### DIRECTION:
From the entries that follow, list every line in which the string "title" appears.

### RECORDS:

↓

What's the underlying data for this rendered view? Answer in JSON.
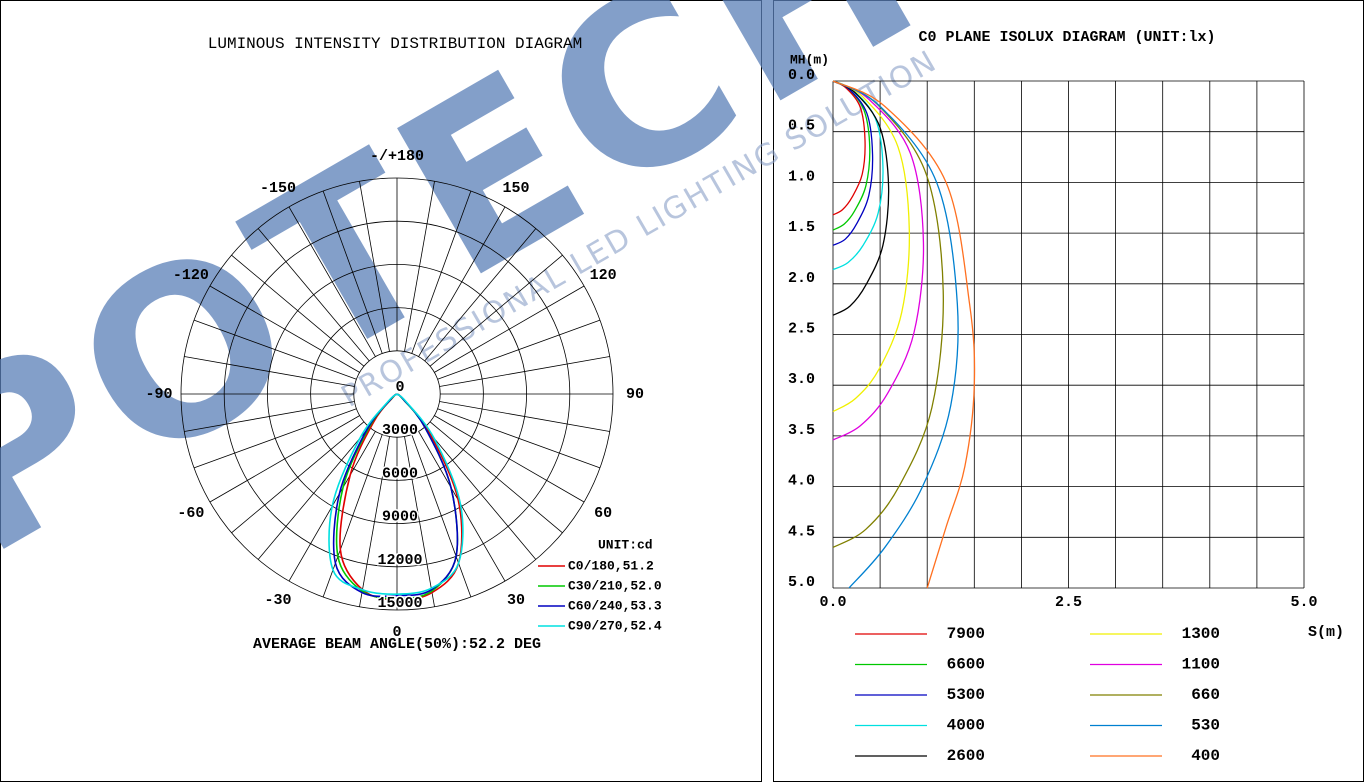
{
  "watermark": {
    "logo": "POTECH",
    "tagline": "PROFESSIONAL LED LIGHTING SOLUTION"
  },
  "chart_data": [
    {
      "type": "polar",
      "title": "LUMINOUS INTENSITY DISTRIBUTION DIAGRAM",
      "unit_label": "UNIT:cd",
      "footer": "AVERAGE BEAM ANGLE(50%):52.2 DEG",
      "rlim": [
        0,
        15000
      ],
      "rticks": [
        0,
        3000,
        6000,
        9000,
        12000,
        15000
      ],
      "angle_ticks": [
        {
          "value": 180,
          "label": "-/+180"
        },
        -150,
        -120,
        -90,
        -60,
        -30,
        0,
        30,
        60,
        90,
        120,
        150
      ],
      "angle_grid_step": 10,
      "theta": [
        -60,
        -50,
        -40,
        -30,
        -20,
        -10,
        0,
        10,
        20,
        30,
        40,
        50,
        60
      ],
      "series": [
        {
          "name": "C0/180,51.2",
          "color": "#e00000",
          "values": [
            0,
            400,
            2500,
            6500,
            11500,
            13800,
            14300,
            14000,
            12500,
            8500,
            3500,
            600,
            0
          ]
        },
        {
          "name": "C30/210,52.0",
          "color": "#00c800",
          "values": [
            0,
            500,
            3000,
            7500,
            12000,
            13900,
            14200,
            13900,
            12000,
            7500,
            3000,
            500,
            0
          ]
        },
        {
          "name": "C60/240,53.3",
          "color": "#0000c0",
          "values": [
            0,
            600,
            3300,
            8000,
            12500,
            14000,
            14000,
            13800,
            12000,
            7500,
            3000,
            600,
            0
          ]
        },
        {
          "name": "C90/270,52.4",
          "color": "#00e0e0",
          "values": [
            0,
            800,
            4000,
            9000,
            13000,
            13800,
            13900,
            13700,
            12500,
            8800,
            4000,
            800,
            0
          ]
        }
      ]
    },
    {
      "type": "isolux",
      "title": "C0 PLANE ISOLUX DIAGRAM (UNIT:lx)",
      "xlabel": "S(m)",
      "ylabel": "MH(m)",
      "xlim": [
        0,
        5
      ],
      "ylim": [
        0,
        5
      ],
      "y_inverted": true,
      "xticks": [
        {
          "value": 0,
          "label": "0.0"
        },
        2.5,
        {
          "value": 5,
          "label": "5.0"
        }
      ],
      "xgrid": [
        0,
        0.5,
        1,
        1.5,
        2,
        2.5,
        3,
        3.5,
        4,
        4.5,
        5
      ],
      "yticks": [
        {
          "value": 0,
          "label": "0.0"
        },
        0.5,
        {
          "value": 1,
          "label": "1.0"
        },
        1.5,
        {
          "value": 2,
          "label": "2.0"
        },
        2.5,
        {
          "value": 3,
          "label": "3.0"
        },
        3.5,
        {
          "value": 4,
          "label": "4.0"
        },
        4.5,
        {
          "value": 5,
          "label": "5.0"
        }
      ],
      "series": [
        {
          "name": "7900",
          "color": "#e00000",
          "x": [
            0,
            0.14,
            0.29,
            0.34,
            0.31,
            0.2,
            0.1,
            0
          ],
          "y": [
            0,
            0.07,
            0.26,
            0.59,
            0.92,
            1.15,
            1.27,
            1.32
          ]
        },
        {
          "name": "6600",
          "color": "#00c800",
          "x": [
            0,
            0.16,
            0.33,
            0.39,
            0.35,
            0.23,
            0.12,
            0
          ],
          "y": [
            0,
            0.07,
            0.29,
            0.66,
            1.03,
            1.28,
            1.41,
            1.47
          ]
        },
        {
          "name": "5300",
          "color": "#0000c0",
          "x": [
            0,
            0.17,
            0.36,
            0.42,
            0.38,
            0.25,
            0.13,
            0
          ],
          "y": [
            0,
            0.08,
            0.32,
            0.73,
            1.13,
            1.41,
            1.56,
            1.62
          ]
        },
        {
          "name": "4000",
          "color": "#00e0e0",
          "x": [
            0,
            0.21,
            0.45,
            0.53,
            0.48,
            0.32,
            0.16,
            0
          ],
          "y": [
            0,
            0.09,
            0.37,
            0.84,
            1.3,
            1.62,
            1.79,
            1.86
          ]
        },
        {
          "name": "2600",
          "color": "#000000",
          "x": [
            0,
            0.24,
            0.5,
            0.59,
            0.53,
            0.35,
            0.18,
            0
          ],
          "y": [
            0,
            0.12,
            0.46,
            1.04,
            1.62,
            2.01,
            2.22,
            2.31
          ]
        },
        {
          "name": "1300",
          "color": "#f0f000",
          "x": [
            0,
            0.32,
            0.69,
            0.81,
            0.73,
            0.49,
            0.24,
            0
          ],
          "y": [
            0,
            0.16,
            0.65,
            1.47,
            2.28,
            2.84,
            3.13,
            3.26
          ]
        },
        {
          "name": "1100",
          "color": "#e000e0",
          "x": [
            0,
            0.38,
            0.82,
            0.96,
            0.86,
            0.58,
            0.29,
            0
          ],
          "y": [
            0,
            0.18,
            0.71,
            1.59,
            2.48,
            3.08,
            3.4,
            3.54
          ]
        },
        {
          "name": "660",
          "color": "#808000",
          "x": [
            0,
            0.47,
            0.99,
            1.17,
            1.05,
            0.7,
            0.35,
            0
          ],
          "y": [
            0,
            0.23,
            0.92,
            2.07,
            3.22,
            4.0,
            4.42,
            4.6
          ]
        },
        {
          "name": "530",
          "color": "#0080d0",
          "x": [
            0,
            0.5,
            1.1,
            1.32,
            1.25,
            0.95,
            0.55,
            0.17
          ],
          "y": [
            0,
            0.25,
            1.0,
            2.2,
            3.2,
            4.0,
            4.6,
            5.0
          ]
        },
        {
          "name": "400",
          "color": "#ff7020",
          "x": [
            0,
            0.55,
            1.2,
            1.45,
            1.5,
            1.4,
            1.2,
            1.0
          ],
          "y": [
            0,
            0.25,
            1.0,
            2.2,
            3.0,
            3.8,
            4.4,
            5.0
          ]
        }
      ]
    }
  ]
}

↑

### FULL SOLUTION:
      "title": "LUMINOUS INTENSITY DISTRIBUTION DIAGRAM",
      "title": "C0 PLANE ISOLUX DIAGRAM (UNIT:lx)",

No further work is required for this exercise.